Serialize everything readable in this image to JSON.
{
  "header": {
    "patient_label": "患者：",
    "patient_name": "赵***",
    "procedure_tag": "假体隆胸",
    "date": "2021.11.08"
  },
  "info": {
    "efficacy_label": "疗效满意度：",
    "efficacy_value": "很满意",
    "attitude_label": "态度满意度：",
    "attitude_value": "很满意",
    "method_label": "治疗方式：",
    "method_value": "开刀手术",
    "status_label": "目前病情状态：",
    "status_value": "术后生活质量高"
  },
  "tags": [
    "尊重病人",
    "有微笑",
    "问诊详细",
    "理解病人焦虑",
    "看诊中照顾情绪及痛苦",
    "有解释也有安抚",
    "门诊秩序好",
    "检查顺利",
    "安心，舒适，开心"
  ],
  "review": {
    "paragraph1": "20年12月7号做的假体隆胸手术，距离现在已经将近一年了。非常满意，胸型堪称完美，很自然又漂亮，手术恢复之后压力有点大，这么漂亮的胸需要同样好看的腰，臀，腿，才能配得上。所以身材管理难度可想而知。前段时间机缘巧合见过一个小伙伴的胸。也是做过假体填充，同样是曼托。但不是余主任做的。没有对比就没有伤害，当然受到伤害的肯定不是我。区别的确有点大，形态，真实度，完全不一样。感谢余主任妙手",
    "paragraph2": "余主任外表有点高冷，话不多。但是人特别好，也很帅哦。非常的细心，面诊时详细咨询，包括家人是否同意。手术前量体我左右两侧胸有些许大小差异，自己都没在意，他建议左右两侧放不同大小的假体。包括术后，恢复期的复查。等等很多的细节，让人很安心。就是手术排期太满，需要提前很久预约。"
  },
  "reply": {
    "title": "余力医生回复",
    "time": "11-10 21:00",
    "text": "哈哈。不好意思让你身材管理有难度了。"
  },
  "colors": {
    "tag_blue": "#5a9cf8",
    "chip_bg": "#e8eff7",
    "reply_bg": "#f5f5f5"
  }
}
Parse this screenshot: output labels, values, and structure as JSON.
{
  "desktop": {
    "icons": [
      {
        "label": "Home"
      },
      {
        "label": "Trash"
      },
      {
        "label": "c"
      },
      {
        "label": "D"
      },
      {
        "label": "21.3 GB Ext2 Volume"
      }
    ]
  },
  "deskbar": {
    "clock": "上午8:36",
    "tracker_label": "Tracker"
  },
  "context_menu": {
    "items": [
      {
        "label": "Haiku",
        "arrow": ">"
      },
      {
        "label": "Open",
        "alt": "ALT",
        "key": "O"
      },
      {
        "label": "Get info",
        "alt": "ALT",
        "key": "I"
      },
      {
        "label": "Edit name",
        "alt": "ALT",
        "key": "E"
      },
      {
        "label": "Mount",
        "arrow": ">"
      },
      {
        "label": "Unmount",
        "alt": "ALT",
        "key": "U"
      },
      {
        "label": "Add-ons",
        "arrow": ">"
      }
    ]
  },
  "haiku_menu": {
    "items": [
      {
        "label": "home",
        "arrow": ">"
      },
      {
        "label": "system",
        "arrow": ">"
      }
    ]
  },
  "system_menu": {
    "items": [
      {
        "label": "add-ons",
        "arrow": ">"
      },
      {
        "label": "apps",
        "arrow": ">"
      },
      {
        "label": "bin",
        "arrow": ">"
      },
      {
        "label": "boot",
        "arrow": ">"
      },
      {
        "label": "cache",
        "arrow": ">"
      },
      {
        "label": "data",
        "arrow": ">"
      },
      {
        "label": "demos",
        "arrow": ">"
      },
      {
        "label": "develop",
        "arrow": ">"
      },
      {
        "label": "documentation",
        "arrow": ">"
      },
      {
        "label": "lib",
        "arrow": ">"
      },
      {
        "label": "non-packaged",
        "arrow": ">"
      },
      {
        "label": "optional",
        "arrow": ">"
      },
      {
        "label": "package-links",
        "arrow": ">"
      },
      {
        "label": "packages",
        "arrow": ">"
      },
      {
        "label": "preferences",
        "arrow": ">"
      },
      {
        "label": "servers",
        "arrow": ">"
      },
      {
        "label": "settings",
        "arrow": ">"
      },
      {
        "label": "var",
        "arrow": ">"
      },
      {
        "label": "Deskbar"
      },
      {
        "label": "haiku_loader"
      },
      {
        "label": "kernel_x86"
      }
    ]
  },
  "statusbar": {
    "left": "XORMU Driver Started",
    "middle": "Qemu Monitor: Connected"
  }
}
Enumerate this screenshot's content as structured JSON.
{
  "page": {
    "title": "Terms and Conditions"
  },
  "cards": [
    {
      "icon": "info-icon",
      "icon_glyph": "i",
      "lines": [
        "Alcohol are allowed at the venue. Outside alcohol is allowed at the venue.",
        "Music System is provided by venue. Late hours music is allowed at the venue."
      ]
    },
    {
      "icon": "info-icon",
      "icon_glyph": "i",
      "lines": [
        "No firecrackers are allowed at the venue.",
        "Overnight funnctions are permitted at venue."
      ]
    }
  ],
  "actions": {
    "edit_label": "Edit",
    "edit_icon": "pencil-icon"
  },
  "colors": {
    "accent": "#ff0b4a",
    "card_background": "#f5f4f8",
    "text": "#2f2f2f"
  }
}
----
# [TASK PROMPT]
Every line of the data above should be reproduced word for word.

# [EXPECTED OUTPUT]
Serialize everything readable in this image to JSON.
{
  "header": {
    "patient_label": "患者：",
    "patient_name": "赵***",
    "procedure_tag": "假体隆胸",
    "date": "2021.11.08"
  },
  "info": {
    "efficacy_label": "疗效满意度：",
    "efficacy_value": "很满意",
    "attitude_label": "态度满意度：",
    "attitude_value": "很满意",
    "method_label": "治疗方式：",
    "method_value": "开刀手术",
    "status_label": "目前病情状态：",
    "status_value": "术后生活质量高"
  },
  "tags": [
    "尊重病人",
    "有微笑",
    "问诊详细",
    "理解病人焦虑",
    "看诊中照顾情绪及痛苦",
    "有解释也有安抚",
    "门诊秩序好",
    "检查顺利",
    "安心，舒适，开心"
  ],
  "review": {
    "paragraph1": "20年12月7号做的假体隆胸手术，距离现在已经将近一年了。非常满意，胸型堪称完美，很自然又漂亮，手术恢复之后压力有点大，这么漂亮的胸需要同样好看的腰，臀，腿，才能配得上。所以身材管理难度可想而知。前段时间机缘巧合见过一个小伙伴的胸。也是做过假体填充，同样是曼托。但不是余主任做的。没有对比就没有伤害，当然受到伤害的肯定不是我。区别的确有点大，形态，真实度，完全不一样。感谢余主任妙手",
    "paragraph2": "余主任外表有点高冷，话不多。但是人特别好，也很帅哦。非常的细心，面诊时详细咨询，包括家人是否同意。手术前量体我左右两侧胸有些许大小差异，自己都没在意，他建议左右两侧放不同大小的假体。包括术后，恢复期的复查。等等很多的细节，让人很安心。就是手术排期太满，需要提前很久预约。"
  },
  "reply": {
    "title": "余力医生回复",
    "time": "11-10 21:00",
    "text": "哈哈。不好意思让你身材管理有难度了。"
  },
  "colors": {
    "tag_blue": "#5a9cf8",
    "chip_bg": "#e8eff7",
    "reply_bg": "#f5f5f5"
  }
}
Parse this screenshot: output labels, values, and structure as JSON.
{
  "desktop": {
    "icons": [
      {
        "label": "Home"
      },
      {
        "label": "Trash"
      },
      {
        "label": "c"
      },
      {
        "label": "D"
      },
      {
        "label": "21.3 GB Ext2 Volume"
      }
    ]
  },
  "deskbar": {
    "clock": "上午8:36",
    "tracker_label": "Tracker"
  },
  "context_menu": {
    "items": [
      {
        "label": "Haiku",
        "arrow": ">"
      },
      {
        "label": "Open",
        "alt": "ALT",
        "key": "O"
      },
      {
        "label": "Get info",
        "alt": "ALT",
        "key": "I"
      },
      {
        "label": "Edit name",
        "alt": "ALT",
        "key": "E"
      },
      {
        "label": "Mount",
        "arrow": ">"
      },
      {
        "label": "Unmount",
        "alt": "ALT",
        "key": "U"
      },
      {
        "label": "Add-ons",
        "arrow": ">"
      }
    ]
  },
  "haiku_menu": {
    "items": [
      {
        "label": "home",
        "arrow": ">"
      },
      {
        "label": "system",
        "arrow": ">"
      }
    ]
  },
  "system_menu": {
    "items": [
      {
        "label": "add-ons",
        "arrow": ">"
      },
      {
        "label": "apps",
        "arrow": ">"
      },
      {
        "label": "bin",
        "arrow": ">"
      },
      {
        "label": "boot",
        "arrow": ">"
      },
      {
        "label": "cache",
        "arrow": ">"
      },
      {
        "label": "data",
        "arrow": ">"
      },
      {
        "label": "demos",
        "arrow": ">"
      },
      {
        "label": "develop",
        "arrow": ">"
      },
      {
        "label": "documentation",
        "arrow": ">"
      },
      {
        "label": "lib",
        "arrow": ">"
      },
      {
        "label": "non-packaged",
        "arrow": ">"
      },
      {
        "label": "optional",
        "arrow": ">"
      },
      {
        "label": "package-links",
        "arrow": ">"
      },
      {
        "label": "packages",
        "arrow": ">"
      },
      {
        "label": "preferences",
        "arrow": ">"
      },
      {
        "label": "servers",
        "arrow": ">"
      },
      {
        "label": "settings",
        "arrow": ">"
      },
      {
        "label": "var",
        "arrow": ">"
      },
      {
        "label": "Deskbar"
      },
      {
        "label": "haiku_loader"
      },
      {
        "label": "kernel_x86"
      }
    ]
  },
  "statusbar": {
    "left": "XORMU Driver Started",
    "middle": "Qemu Monitor: Connected"
  }
}
Enumerate this screenshot's content as structured JSON.
{
  "page": {
    "title": "Terms and Conditions"
  },
  "cards": [
    {
      "icon": "info-icon",
      "icon_glyph": "i",
      "lines": [
        "Alcohol are allowed at the venue. Outside alcohol is allowed at the venue.",
        "Music System is provided by venue. Late hours music is allowed at the venue."
      ]
    },
    {
      "icon": "info-icon",
      "icon_glyph": "i",
      "lines": [
        "No firecrackers are allowed at the venue.",
        "Overnight funnctions are permitted at venue."
      ]
    }
  ],
  "actions": {
    "edit_label": "Edit",
    "edit_icon": "pencil-icon"
  },
  "colors": {
    "accent": "#ff0b4a",
    "card_background": "#f5f4f8",
    "text": "#2f2f2f"
  }
}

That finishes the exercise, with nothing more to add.